** start THE INPUT **
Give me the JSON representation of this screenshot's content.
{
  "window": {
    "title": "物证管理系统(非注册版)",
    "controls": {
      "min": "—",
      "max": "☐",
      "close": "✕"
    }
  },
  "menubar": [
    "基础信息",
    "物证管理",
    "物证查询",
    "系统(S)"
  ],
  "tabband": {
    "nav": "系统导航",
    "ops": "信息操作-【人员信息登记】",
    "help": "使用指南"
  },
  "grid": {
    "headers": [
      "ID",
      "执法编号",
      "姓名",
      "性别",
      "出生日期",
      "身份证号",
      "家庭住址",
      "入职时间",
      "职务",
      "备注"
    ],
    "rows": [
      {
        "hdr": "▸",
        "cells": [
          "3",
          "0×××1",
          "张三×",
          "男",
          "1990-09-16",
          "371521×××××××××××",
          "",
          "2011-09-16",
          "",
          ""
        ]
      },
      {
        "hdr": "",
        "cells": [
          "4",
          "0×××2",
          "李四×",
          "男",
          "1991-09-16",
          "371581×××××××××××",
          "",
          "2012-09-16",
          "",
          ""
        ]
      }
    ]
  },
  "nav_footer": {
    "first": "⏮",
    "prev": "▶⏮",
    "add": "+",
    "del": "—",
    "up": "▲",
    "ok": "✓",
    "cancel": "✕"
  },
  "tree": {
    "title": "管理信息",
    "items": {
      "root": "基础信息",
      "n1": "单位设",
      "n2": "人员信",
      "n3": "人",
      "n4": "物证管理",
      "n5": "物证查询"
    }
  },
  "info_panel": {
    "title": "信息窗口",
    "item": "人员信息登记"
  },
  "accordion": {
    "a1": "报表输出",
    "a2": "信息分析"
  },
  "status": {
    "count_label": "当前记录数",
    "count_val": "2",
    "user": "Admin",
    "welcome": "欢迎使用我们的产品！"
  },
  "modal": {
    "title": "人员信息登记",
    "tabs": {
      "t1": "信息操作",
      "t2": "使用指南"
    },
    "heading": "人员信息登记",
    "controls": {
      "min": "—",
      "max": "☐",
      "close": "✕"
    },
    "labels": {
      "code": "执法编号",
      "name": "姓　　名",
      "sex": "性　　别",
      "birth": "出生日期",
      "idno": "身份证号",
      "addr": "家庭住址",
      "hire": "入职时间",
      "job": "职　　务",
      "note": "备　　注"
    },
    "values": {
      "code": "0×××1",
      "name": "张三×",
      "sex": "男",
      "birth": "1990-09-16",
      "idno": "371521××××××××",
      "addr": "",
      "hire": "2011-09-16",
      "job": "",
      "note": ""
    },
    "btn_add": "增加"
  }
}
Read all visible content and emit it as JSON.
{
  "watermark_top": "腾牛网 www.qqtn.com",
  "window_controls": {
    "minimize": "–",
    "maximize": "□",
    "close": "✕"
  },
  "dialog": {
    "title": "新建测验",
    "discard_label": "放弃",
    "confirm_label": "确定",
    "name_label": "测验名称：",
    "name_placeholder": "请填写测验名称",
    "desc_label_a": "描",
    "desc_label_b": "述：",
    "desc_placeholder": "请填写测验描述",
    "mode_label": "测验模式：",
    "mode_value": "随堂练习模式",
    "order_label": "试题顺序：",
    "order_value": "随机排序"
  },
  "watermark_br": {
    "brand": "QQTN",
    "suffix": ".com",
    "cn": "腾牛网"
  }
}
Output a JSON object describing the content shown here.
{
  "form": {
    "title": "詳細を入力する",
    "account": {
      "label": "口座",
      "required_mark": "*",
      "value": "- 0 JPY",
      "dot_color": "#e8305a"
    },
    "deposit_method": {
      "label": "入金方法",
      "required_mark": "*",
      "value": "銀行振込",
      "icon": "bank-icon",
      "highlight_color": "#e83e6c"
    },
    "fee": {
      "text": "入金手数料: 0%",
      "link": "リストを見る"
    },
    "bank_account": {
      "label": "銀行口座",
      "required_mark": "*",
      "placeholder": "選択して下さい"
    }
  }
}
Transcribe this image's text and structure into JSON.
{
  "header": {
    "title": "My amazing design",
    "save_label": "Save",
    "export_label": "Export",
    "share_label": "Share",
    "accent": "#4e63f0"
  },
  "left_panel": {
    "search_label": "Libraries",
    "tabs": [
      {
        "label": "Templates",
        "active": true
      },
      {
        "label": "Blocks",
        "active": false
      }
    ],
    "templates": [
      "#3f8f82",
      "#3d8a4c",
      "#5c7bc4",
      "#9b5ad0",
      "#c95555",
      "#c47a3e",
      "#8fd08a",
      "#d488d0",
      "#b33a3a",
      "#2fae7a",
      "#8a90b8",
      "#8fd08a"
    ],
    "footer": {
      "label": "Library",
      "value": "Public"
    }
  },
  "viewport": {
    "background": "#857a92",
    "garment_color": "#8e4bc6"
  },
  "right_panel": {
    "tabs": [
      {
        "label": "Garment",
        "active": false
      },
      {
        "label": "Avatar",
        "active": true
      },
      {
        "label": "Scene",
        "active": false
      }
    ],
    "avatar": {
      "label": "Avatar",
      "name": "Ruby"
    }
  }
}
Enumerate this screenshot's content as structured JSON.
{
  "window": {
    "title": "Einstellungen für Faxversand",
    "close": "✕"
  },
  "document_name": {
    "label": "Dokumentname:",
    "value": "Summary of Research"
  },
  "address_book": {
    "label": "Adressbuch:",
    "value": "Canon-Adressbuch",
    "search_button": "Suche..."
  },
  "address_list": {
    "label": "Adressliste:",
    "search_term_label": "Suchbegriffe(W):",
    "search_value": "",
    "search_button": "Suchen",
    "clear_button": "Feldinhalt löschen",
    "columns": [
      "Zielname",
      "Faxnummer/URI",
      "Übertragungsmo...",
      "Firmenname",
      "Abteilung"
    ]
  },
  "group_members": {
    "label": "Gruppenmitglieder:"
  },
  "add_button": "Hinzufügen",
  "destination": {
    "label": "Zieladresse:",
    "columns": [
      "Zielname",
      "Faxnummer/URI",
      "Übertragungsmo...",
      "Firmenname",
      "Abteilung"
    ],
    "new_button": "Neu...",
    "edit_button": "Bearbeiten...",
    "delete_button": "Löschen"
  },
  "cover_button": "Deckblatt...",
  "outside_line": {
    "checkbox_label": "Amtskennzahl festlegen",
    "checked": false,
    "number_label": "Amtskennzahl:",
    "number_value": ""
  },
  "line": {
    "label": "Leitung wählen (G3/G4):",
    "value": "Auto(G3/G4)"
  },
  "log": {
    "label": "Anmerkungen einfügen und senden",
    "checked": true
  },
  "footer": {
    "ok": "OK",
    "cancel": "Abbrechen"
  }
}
** end THE INPUT **
(TASK REQUIREMENTS): Find every line that holds "screenshot" and copy it.

(RESPONSE FOR THIS EXERCISE):
Give me the JSON representation of this screenshot's content.
Enumerate this screenshot's content as structured JSON.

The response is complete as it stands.